[Begin Exercise inputs]

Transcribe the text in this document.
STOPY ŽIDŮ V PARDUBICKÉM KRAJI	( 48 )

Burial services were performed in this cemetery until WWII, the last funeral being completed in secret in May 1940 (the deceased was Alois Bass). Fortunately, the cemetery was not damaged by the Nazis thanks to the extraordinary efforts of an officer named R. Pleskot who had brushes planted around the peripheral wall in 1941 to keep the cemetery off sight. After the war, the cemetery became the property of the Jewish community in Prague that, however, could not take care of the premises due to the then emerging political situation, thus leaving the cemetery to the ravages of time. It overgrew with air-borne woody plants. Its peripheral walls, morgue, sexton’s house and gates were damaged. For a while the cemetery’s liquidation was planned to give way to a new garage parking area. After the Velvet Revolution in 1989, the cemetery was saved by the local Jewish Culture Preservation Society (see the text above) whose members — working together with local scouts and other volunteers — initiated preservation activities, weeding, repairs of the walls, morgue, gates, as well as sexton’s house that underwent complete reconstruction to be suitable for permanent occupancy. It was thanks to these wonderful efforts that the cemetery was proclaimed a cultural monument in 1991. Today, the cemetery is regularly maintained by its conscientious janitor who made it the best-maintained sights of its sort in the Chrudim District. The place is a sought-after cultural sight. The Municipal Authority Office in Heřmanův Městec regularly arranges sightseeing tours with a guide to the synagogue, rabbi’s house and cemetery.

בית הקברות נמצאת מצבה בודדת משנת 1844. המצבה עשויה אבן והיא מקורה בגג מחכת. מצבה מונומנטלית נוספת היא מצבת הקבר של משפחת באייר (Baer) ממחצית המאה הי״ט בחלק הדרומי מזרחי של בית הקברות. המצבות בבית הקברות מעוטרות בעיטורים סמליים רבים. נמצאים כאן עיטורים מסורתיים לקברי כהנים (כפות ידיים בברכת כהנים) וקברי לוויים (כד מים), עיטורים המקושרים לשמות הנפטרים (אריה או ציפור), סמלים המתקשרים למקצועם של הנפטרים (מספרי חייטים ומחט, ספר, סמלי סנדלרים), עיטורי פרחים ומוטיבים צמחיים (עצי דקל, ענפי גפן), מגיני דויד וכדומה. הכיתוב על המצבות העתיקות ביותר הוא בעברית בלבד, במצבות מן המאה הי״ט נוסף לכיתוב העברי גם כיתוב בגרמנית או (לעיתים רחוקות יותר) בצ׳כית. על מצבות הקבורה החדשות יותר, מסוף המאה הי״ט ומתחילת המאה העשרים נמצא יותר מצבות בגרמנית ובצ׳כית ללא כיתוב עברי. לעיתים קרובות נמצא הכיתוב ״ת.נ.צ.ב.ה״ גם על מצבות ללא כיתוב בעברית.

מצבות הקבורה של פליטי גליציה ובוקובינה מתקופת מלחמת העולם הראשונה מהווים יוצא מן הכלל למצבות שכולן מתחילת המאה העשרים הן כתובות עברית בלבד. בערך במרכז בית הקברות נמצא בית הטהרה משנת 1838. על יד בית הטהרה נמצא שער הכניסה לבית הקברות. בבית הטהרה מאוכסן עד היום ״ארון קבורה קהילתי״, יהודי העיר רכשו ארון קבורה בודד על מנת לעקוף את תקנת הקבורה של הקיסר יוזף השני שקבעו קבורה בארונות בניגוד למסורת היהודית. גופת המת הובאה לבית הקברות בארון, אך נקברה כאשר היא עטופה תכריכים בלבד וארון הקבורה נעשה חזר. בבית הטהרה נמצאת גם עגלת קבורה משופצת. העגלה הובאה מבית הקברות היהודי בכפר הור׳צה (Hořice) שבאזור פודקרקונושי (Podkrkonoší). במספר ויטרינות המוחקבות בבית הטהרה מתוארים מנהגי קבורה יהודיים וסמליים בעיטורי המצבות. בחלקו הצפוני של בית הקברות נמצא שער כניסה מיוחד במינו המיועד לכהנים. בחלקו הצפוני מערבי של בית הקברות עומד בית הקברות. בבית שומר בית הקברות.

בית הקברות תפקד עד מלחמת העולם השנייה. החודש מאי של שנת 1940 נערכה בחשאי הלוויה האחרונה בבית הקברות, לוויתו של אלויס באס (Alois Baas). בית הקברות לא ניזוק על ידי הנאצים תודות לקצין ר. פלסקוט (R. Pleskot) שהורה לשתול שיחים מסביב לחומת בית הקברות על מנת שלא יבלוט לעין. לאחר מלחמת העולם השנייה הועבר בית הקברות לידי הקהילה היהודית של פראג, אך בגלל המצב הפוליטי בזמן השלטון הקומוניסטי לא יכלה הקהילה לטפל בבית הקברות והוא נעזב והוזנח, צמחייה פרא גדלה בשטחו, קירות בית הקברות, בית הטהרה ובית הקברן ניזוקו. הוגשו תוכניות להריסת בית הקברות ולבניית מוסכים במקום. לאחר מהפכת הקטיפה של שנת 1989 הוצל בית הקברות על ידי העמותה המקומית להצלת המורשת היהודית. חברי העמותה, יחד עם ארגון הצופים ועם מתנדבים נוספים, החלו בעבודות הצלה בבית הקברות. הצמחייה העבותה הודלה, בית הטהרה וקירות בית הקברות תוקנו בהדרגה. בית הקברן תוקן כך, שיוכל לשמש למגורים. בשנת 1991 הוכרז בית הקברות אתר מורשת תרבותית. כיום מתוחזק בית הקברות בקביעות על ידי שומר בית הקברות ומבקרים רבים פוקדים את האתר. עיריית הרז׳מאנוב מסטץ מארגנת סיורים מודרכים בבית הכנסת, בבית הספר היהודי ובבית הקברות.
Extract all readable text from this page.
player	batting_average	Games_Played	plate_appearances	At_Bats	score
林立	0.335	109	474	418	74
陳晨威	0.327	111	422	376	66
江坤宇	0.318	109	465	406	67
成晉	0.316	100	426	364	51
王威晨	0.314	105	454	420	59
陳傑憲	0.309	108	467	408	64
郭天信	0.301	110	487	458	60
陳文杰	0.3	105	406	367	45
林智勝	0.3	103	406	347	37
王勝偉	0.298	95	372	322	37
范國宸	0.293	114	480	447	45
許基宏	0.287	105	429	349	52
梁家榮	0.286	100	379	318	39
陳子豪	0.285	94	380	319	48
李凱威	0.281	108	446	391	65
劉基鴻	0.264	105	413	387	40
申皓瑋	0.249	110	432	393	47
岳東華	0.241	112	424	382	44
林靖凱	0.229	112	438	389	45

[End Exercise inputs]

▶ Work to be completed
Every record above needs to be repeated word for word.

▶ Full solution
Transcribe the text in this document.
STOPY ŽIDŮ V PARDUBICKÉM KRAJI	( 48 )

Burial services were performed in this cemetery until WWII, the last funeral being completed in secret in May 1940 (the deceased was Alois Bass). Fortunately, the cemetery was not damaged by the Nazis thanks to the extraordinary efforts of an officer named R. Pleskot who had brushes planted around the peripheral wall in 1941 to keep the cemetery off sight. After the war, the cemetery became the property of the Jewish community in Prague that, however, could not take care of the premises due to the then emerging political situation, thus leaving the cemetery to the ravages of time. It overgrew with air-borne woody plants. Its peripheral walls, morgue, sexton’s house and gates were damaged. For a while the cemetery’s liquidation was planned to give way to a new garage parking area. After the Velvet Revolution in 1989, the cemetery was saved by the local Jewish Culture Preservation Society (see the text above) whose members — working together with local scouts and other volunteers — initiated preservation activities, weeding, repairs of the walls, morgue, gates, as well as sexton’s house that underwent complete reconstruction to be suitable for permanent occupancy. It was thanks to these wonderful efforts that the cemetery was proclaimed a cultural monument in 1991. Today, the cemetery is regularly maintained by its conscientious janitor who made it the best-maintained sights of its sort in the Chrudim District. The place is a sought-after cultural sight. The Municipal Authority Office in Heřmanův Městec regularly arranges sightseeing tours with a guide to the synagogue, rabbi’s house and cemetery.

בית הקברות נמצאת מצבה בודדת משנת 1844. המצבה עשויה אבן והיא מקורה בגג מחכת. מצבה מונומנטלית נוספת היא מצבת הקבר של משפחת באייר (Baer) ממחצית המאה הי״ט בחלק הדרומי מזרחי של בית הקברות. המצבות בבית הקברות מעוטרות בעיטורים סמליים רבים. נמצאים כאן עיטורים מסורתיים לקברי כהנים (כפות ידיים בברכת כהנים) וקברי לוויים (כד מים), עיטורים המקושרים לשמות הנפטרים (אריה או ציפור), סמלים המתקשרים למקצועם של הנפטרים (מספרי חייטים ומחט, ספר, סמלי סנדלרים), עיטורי פרחים ומוטיבים צמחיים (עצי דקל, ענפי גפן), מגיני דויד וכדומה. הכיתוב על המצבות העתיקות ביותר הוא בעברית בלבד, במצבות מן המאה הי״ט נוסף לכיתוב העברי גם כיתוב בגרמנית או (לעיתים רחוקות יותר) בצ׳כית. על מצבות הקבורה החדשות יותר, מסוף המאה הי״ט ומתחילת המאה העשרים נמצא יותר מצבות בגרמנית ובצ׳כית ללא כיתוב עברי. לעיתים קרובות נמצא הכיתוב ״ת.נ.צ.ב.ה״ גם על מצבות ללא כיתוב בעברית.

מצבות הקבורה של פליטי גליציה ובוקובינה מתקופת מלחמת העולם הראשונה מהווים יוצא מן הכלל למצבות שכולן מתחילת המאה העשרים הן כתובות עברית בלבד. בערך במרכז בית הקברות נמצא בית הטהרה משנת 1838. על יד בית הטהרה נמצא שער הכניסה לבית הקברות. בבית הטהרה מאוכסן עד היום ״ארון קבורה קהילתי״, יהודי העיר רכשו ארון קבורה בודד על מנת לעקוף את תקנת הקבורה של הקיסר יוזף השני שקבעו קבורה בארונות בניגוד למסורת היהודית. גופת המת הובאה לבית הקברות בארון, אך נקברה כאשר היא עטופה תכריכים בלבד וארון הקבורה נעשה חזר. בבית הטהרה נמצאת גם עגלת קבורה משופצת. העגלה הובאה מבית הקברות היהודי בכפר הור׳צה (Hořice) שבאזור פודקרקונושי (Podkrkonoší). במספר ויטרינות המוחקבות בבית הטהרה מתוארים מנהגי קבורה יהודיים וסמליים בעיטורי המצבות. בחלקו הצפוני של בית הקברות נמצא שער כניסה מיוחד במינו המיועד לכהנים. בחלקו הצפוני מערבי של בית הקברות עומד בית הקברות. בבית שומר בית הקברות.

בית הקברות תפקד עד מלחמת העולם השנייה. החודש מאי של שנת 1940 נערכה בחשאי הלוויה האחרונה בבית הקברות, לוויתו של אלויס באס (Alois Baas). בית הקברות לא ניזוק על ידי הנאצים תודות לקצין ר. פלסקוט (R. Pleskot) שהורה לשתול שיחים מסביב לחומת בית הקברות על מנת שלא יבלוט לעין. לאחר מלחמת העולם השנייה הועבר בית הקברות לידי הקהילה היהודית של פראג, אך בגלל המצב הפוליטי בזמן השלטון הקומוניסטי לא יכלה הקהילה לטפל בבית הקברות והוא נעזב והוזנח, צמחייה פרא גדלה בשטחו, קירות בית הקברות, בית הטהרה ובית הקברן ניזוקו. הוגשו תוכניות להריסת בית הקברות ולבניית מוסכים במקום. לאחר מהפכת הקטיפה של שנת 1989 הוצל בית הקברות על ידי העמותה המקומית להצלת המורשת היהודית. חברי העמותה, יחד עם ארגון הצופים ועם מתנדבים נוספים, החלו בעבודות הצלה בבית הקברות. הצמחייה העבותה הודלה, בית הטהרה וקירות בית הקברות תוקנו בהדרגה. בית הקברן תוקן כך, שיוכל לשמש למגורים. בשנת 1991 הוכרז בית הקברות אתר מורשת תרבותית. כיום מתוחזק בית הקברות בקביעות על ידי שומר בית הקברות ומבקרים רבים פוקדים את האתר. עיריית הרז׳מאנוב מסטץ מארגנת סיורים מודרכים בבית הכנסת, בבית הספר היהודי ובבית הקברות.
Extract all readable text from this page.
player	batting_average	Games_Played	plate_appearances	At_Bats	score
林立	0.335	109	474	418	74
陳晨威	0.327	111	422	376	66
江坤宇	0.318	109	465	406	67
成晉	0.316	100	426	364	51
王威晨	0.314	105	454	420	59
陳傑憲	0.309	108	467	408	64
郭天信	0.301	110	487	458	60
陳文杰	0.3	105	406	367	45
林智勝	0.3	103	406	347	37
王勝偉	0.298	95	372	322	37
范國宸	0.293	114	480	447	45
許基宏	0.287	105	429	349	52
梁家榮	0.286	100	379	318	39
陳子豪	0.285	94	380	319	48
李凱威	0.281	108	446	391	65
劉基鴻	0.264	105	413	387	40
申皓瑋	0.249	110	432	393	47
岳東華	0.241	112	424	382	44
林靖凱	0.229	112	438	389	45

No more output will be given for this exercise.